▸ WHAT TO WORK ON:
Go through all the entries below, change "play-icon" to "play-button" wherever it appears, and leave every other character as it is.

▸ PROVIDED DATA:

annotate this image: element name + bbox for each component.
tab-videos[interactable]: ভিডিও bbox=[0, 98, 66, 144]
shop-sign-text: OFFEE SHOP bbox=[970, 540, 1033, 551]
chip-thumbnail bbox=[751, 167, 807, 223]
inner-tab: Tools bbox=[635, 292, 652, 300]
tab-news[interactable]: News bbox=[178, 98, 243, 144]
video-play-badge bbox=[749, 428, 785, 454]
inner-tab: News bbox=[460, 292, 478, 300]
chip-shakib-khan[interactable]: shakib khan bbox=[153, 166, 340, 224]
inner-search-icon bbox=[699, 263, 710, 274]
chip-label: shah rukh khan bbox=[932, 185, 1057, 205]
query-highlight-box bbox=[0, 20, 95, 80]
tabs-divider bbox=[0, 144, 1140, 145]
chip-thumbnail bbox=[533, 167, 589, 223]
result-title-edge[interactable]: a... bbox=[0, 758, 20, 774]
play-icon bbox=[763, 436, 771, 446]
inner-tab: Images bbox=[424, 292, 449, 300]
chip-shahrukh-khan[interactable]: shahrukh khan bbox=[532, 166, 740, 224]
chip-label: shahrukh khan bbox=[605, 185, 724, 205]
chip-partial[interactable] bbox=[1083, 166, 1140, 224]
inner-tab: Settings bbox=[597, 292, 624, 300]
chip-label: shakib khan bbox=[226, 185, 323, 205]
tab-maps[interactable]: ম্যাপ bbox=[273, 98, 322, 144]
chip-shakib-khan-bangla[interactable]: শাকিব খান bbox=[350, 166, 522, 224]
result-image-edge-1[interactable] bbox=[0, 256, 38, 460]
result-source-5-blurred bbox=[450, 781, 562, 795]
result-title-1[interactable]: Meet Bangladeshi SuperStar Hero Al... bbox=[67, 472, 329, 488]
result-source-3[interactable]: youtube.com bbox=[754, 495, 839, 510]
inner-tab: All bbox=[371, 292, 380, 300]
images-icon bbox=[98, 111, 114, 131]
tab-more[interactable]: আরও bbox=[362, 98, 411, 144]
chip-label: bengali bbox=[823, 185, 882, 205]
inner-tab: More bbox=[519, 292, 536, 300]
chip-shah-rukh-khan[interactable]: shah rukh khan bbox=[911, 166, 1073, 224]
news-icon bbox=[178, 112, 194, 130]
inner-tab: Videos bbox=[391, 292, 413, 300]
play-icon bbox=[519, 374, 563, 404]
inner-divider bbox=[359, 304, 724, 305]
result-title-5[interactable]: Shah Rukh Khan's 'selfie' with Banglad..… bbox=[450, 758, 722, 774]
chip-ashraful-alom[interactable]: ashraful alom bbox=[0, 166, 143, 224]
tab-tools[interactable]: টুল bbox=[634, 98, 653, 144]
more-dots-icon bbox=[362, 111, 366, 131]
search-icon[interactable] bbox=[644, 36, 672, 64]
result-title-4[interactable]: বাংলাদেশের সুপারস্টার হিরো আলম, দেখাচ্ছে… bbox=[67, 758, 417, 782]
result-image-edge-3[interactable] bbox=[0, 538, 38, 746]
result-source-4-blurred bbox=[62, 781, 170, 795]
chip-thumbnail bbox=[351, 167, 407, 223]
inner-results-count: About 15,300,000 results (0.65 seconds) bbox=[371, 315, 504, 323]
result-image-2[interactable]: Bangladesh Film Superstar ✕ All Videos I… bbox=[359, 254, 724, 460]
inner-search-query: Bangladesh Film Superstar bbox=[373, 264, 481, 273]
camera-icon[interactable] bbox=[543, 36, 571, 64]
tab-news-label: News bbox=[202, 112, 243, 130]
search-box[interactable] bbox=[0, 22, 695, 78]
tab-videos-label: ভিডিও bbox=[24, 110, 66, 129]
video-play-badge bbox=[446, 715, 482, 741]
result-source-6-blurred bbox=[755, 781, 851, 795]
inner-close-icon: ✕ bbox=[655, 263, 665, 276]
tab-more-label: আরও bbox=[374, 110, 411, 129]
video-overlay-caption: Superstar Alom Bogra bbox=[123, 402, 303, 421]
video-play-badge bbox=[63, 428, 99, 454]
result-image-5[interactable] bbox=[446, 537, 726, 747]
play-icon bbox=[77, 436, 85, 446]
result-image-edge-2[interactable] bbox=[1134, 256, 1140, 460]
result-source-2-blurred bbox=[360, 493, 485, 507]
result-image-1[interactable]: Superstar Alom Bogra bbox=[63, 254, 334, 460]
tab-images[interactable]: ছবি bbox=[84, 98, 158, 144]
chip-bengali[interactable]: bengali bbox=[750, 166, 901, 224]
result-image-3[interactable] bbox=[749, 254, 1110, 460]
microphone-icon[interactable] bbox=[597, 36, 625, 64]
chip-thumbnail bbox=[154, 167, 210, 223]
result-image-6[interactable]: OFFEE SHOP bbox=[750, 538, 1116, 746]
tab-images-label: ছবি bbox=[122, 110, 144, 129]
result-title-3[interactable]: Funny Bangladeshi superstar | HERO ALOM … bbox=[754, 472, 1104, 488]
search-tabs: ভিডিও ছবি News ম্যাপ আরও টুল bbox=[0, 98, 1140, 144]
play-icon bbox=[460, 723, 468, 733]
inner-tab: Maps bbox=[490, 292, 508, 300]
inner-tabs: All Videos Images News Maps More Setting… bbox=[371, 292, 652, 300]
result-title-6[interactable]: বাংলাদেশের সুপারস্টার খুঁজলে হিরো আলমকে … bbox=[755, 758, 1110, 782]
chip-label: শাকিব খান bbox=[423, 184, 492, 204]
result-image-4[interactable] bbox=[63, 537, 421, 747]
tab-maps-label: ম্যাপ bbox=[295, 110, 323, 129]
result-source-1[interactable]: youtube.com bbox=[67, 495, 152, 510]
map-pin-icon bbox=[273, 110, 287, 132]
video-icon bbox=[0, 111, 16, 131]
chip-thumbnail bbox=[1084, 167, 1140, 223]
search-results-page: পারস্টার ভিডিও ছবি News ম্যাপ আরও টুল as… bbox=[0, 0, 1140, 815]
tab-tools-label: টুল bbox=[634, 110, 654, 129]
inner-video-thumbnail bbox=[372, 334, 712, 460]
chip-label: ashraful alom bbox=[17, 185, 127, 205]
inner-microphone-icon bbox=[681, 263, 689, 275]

▸ IN RESPONSE:
annotate this image: element name + bbox for each component.
tab-videos[interactable]: ভিডিও bbox=[0, 98, 66, 144]
shop-sign-text: OFFEE SHOP bbox=[970, 540, 1033, 551]
chip-thumbnail bbox=[751, 167, 807, 223]
inner-tab: Tools bbox=[635, 292, 652, 300]
tab-news[interactable]: News bbox=[178, 98, 243, 144]
video-play-badge bbox=[749, 428, 785, 454]
inner-tab: News bbox=[460, 292, 478, 300]
chip-shakib-khan[interactable]: shakib khan bbox=[153, 166, 340, 224]
inner-search-icon bbox=[699, 263, 710, 274]
chip-label: shah rukh khan bbox=[932, 185, 1057, 205]
query-highlight-box bbox=[0, 20, 95, 80]
tabs-divider bbox=[0, 144, 1140, 145]
chip-thumbnail bbox=[533, 167, 589, 223]
result-title-edge[interactable]: a... bbox=[0, 758, 20, 774]
play-button bbox=[763, 436, 771, 446]
inner-tab: Images bbox=[424, 292, 449, 300]
chip-shahrukh-khan[interactable]: shahrukh khan bbox=[532, 166, 740, 224]
chip-label: shahrukh khan bbox=[605, 185, 724, 205]
chip-partial[interactable] bbox=[1083, 166, 1140, 224]
inner-tab: Settings bbox=[597, 292, 624, 300]
chip-label: shakib khan bbox=[226, 185, 323, 205]
tab-maps[interactable]: ম্যাপ bbox=[273, 98, 322, 144]
chip-shakib-khan-bangla[interactable]: শাকিব খান bbox=[350, 166, 522, 224]
result-image-edge-1[interactable] bbox=[0, 256, 38, 460]
result-source-5-blurred bbox=[450, 781, 562, 795]
result-title-1[interactable]: Meet Bangladeshi SuperStar Hero Al... bbox=[67, 472, 329, 488]
result-source-3[interactable]: youtube.com bbox=[754, 495, 839, 510]
inner-tab: All bbox=[371, 292, 380, 300]
images-icon bbox=[98, 111, 114, 131]
tab-more[interactable]: আরও bbox=[362, 98, 411, 144]
chip-label: bengali bbox=[823, 185, 882, 205]
inner-tab: More bbox=[519, 292, 536, 300]
chip-shah-rukh-khan[interactable]: shah rukh khan bbox=[911, 166, 1073, 224]
news-icon bbox=[178, 112, 194, 130]
inner-tab: Videos bbox=[391, 292, 413, 300]
play-button bbox=[519, 374, 563, 404]
inner-divider bbox=[359, 304, 724, 305]
result-title-5[interactable]: Shah Rukh Khan's 'selfie' with Banglad..… bbox=[450, 758, 722, 774]
chip-ashraful-alom[interactable]: ashraful alom bbox=[0, 166, 143, 224]
tab-tools[interactable]: টুল bbox=[634, 98, 653, 144]
more-dots-icon bbox=[362, 111, 366, 131]
search-icon[interactable] bbox=[644, 36, 672, 64]
result-title-4[interactable]: বাংলাদেশের সুপারস্টার হিরো আলম, দেখাচ্ছে… bbox=[67, 758, 417, 782]
result-image-edge-3[interactable] bbox=[0, 538, 38, 746]
result-source-4-blurred bbox=[62, 781, 170, 795]
chip-thumbnail bbox=[351, 167, 407, 223]
inner-results-count: About 15,300,000 results (0.65 seconds) bbox=[371, 315, 504, 323]
result-image-2[interactable]: Bangladesh Film Superstar ✕ All Videos I… bbox=[359, 254, 724, 460]
inner-search-query: Bangladesh Film Superstar bbox=[373, 264, 481, 273]
camera-icon[interactable] bbox=[543, 36, 571, 64]
tab-news-label: News bbox=[202, 112, 243, 130]
search-box[interactable] bbox=[0, 22, 695, 78]
tab-videos-label: ভিডিও bbox=[24, 110, 66, 129]
video-play-badge bbox=[446, 715, 482, 741]
result-source-6-blurred bbox=[755, 781, 851, 795]
inner-close-icon: ✕ bbox=[655, 263, 665, 276]
tab-more-label: আরও bbox=[374, 110, 411, 129]
video-overlay-caption: Superstar Alom Bogra bbox=[123, 402, 303, 421]
video-play-badge bbox=[63, 428, 99, 454]
result-image-5[interactable] bbox=[446, 537, 726, 747]
play-button bbox=[77, 436, 85, 446]
result-image-edge-2[interactable] bbox=[1134, 256, 1140, 460]
result-source-2-blurred bbox=[360, 493, 485, 507]
result-image-1[interactable]: Superstar Alom Bogra bbox=[63, 254, 334, 460]
tab-images[interactable]: ছবি bbox=[84, 98, 158, 144]
chip-bengali[interactable]: bengali bbox=[750, 166, 901, 224]
result-image-3[interactable] bbox=[749, 254, 1110, 460]
microphone-icon[interactable] bbox=[597, 36, 625, 64]
chip-thumbnail bbox=[154, 167, 210, 223]
result-image-6[interactable]: OFFEE SHOP bbox=[750, 538, 1116, 746]
tab-images-label: ছবি bbox=[122, 110, 144, 129]
result-title-3[interactable]: Funny Bangladeshi superstar | HERO ALOM … bbox=[754, 472, 1104, 488]
search-tabs: ভিডিও ছবি News ম্যাপ আরও টুল bbox=[0, 98, 1140, 144]
play-button bbox=[460, 723, 468, 733]
inner-tab: Maps bbox=[490, 292, 508, 300]
inner-tabs: All Videos Images News Maps More Setting… bbox=[371, 292, 652, 300]
result-title-6[interactable]: বাংলাদেশের সুপারস্টার খুঁজলে হিরো আলমকে … bbox=[755, 758, 1110, 782]
chip-label: শাকিব খান bbox=[423, 184, 492, 204]
result-image-4[interactable] bbox=[63, 537, 421, 747]
tab-maps-label: ম্যাপ bbox=[295, 110, 323, 129]
result-source-1[interactable]: youtube.com bbox=[67, 495, 152, 510]
map-pin-icon bbox=[273, 110, 287, 132]
video-icon bbox=[0, 111, 16, 131]
chip-thumbnail bbox=[1084, 167, 1140, 223]
search-results-page: পারস্টার ভিডিও ছবি News ম্যাপ আরও টুল as… bbox=[0, 0, 1140, 815]
tab-tools-label: টুল bbox=[634, 110, 654, 129]
inner-video-thumbnail bbox=[372, 334, 712, 460]
chip-label: ashraful alom bbox=[17, 185, 127, 205]
inner-microphone-icon bbox=[681, 263, 689, 275]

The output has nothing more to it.